▸ **Short exercise**
Please report every line from the material that contains the word "left".

▸ **Data entries for graphics**
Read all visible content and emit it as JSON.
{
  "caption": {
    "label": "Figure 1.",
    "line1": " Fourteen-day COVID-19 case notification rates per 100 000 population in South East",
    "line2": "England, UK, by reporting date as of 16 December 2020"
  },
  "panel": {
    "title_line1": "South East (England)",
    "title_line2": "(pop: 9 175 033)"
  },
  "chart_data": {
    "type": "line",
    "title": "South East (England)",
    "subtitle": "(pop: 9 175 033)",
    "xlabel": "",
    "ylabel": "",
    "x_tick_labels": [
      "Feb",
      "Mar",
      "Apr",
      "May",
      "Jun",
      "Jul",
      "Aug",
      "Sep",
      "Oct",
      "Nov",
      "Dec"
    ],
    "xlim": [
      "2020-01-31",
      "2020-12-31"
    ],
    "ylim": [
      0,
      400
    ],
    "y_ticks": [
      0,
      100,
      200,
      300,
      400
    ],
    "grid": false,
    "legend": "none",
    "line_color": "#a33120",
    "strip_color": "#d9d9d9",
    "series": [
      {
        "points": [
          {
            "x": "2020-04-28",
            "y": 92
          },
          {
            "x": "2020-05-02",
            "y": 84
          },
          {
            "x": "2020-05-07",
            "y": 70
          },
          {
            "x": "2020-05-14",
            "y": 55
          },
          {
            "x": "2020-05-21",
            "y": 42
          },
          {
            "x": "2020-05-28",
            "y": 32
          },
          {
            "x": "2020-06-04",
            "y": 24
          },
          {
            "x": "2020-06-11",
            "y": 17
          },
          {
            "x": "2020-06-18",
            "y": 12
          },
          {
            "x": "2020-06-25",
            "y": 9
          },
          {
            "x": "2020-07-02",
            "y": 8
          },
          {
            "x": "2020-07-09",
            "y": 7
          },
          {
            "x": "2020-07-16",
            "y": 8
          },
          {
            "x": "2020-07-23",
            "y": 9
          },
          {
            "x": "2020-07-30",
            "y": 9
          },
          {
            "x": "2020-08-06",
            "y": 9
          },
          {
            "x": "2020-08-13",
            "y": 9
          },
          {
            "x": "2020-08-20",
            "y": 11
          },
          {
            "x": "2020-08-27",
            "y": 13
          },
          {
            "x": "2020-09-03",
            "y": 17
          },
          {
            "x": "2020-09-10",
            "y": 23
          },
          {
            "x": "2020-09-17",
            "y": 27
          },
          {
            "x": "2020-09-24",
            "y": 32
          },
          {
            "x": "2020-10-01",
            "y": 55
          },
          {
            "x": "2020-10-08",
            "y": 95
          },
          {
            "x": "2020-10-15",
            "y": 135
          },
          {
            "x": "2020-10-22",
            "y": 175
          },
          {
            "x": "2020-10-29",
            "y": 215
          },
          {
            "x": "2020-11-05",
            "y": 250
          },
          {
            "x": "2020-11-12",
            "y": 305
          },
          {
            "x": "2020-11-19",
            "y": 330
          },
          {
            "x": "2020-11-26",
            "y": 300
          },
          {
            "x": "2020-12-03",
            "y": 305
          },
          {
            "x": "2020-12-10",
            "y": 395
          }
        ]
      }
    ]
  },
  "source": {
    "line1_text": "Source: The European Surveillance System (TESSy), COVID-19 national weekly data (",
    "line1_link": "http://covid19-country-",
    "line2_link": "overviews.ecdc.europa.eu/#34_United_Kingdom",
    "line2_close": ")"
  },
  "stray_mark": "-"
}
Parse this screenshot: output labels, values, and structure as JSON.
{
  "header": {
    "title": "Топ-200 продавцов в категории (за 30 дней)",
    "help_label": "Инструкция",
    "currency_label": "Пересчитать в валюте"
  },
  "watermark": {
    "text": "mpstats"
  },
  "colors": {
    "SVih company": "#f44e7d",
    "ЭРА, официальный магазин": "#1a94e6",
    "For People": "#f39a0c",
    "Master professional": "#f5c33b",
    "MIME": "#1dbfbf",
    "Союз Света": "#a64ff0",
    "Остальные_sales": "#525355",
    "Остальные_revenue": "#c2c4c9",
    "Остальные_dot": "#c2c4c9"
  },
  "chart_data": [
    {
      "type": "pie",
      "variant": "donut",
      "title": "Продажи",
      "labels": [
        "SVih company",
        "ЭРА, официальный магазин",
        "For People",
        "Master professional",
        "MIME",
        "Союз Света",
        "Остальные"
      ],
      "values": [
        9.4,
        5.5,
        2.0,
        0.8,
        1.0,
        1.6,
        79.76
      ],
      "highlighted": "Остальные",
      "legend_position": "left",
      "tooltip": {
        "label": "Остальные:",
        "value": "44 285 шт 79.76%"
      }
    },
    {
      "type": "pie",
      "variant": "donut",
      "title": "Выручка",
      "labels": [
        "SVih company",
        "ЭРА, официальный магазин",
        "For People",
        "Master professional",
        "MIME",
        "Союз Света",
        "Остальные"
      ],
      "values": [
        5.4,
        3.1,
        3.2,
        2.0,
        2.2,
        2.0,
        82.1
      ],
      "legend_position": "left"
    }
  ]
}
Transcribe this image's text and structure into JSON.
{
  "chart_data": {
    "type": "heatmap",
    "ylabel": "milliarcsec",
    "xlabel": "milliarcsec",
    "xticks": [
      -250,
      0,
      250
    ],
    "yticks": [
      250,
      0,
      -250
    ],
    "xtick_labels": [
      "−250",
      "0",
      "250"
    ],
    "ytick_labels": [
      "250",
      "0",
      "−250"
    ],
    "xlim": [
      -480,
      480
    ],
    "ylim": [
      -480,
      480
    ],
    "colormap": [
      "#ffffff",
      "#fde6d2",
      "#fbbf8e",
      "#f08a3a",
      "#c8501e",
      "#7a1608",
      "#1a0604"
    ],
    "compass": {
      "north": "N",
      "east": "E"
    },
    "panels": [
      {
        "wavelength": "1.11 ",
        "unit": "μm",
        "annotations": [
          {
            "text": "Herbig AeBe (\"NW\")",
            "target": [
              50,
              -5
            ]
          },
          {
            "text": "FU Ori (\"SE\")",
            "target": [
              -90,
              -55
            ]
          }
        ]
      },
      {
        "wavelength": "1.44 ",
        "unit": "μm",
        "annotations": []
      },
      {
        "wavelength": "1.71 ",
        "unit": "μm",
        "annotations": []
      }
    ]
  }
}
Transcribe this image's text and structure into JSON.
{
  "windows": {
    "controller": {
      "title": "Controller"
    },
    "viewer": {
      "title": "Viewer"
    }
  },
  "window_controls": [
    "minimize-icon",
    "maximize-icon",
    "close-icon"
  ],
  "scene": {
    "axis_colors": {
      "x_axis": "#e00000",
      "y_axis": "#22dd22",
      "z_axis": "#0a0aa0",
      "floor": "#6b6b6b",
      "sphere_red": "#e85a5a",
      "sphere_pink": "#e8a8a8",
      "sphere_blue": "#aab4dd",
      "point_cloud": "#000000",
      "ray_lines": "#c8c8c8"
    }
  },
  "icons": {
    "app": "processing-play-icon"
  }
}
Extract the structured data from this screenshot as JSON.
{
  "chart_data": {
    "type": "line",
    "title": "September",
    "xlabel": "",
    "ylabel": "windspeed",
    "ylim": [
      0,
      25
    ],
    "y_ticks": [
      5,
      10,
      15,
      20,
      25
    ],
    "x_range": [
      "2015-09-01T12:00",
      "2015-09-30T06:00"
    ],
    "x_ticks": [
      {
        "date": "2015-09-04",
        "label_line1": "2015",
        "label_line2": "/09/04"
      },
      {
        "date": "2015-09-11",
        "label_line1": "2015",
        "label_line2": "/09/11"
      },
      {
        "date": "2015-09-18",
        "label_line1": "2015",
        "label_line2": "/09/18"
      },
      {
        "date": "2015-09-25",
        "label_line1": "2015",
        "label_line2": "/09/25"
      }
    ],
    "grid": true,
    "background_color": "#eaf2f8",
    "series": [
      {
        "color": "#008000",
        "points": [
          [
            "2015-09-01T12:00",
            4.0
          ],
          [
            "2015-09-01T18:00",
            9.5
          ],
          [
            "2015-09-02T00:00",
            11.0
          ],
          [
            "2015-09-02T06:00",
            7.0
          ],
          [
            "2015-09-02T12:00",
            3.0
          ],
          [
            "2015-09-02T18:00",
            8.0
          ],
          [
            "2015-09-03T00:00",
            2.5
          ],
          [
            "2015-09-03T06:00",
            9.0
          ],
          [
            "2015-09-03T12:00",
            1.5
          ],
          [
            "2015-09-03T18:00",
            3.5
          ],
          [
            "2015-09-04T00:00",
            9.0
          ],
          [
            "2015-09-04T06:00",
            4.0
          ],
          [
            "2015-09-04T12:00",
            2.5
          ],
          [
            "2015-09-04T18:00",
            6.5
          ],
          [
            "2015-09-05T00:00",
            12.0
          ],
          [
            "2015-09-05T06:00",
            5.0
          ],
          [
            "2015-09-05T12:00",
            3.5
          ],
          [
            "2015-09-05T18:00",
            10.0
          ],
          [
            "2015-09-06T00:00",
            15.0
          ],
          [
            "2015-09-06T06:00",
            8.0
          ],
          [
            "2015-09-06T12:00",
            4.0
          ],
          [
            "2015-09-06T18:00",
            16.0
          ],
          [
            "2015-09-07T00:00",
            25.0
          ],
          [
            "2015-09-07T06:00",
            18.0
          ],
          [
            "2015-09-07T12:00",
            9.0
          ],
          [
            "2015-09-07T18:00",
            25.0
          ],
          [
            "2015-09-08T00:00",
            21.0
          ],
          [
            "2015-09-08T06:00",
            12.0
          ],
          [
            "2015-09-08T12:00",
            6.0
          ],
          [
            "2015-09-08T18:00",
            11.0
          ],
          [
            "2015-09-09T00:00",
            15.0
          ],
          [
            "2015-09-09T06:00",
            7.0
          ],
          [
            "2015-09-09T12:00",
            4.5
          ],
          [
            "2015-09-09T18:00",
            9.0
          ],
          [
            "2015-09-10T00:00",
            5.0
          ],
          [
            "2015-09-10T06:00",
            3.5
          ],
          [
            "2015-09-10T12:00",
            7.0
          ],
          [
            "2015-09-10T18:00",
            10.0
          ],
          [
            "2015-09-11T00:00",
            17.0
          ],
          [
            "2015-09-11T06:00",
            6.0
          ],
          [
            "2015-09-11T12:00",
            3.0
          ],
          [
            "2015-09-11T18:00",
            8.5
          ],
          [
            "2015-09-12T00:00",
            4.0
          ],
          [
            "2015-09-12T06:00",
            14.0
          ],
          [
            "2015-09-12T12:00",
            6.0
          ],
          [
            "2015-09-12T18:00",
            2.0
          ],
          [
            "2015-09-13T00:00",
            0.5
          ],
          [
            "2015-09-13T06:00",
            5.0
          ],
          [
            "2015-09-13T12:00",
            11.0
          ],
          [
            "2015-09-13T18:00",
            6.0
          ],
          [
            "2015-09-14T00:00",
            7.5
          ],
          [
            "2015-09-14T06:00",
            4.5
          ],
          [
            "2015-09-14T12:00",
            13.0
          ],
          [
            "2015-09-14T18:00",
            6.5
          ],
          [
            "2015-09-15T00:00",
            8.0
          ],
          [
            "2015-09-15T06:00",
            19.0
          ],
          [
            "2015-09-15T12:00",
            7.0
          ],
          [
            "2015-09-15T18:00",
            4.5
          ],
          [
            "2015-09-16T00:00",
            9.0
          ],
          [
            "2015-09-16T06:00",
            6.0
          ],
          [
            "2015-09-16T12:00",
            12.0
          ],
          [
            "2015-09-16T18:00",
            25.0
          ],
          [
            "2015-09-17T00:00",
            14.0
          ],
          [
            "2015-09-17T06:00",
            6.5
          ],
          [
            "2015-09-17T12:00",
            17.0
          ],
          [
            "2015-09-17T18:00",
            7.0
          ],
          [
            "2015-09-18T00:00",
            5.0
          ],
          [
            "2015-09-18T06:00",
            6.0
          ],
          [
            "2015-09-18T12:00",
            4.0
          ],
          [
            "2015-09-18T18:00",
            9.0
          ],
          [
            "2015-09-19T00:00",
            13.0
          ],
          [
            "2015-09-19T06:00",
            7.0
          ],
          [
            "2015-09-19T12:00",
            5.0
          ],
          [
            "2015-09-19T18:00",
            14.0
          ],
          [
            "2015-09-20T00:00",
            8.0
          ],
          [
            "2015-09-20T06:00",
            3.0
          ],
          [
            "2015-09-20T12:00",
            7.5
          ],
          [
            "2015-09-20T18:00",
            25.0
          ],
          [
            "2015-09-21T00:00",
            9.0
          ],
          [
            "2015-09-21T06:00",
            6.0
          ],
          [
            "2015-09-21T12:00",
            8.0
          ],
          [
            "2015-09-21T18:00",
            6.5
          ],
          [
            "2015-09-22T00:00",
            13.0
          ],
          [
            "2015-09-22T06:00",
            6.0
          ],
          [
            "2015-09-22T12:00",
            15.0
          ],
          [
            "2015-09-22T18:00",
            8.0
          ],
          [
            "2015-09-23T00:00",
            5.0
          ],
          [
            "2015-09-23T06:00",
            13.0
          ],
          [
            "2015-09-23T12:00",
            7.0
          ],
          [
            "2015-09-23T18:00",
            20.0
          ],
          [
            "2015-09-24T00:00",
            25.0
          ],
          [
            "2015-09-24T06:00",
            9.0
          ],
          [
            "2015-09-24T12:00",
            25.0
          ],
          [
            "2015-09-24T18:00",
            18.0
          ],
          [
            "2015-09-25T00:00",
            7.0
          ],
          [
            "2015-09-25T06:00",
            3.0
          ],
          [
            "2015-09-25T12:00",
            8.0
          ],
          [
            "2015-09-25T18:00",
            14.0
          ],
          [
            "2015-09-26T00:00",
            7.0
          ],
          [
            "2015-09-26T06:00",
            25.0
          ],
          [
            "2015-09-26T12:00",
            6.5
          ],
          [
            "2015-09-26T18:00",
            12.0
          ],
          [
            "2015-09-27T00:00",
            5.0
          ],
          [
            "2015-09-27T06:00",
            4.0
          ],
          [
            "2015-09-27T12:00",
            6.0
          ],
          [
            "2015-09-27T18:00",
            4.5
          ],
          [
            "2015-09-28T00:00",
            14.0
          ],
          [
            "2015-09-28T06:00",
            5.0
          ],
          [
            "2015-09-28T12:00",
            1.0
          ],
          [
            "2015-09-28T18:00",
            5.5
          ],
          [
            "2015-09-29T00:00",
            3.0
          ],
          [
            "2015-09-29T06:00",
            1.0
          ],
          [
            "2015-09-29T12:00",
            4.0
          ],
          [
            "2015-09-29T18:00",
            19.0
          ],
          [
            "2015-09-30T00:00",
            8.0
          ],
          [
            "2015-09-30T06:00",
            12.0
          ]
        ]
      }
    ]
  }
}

▸ **Response below**
      "legend_position": "left",
      "legend_position": "left"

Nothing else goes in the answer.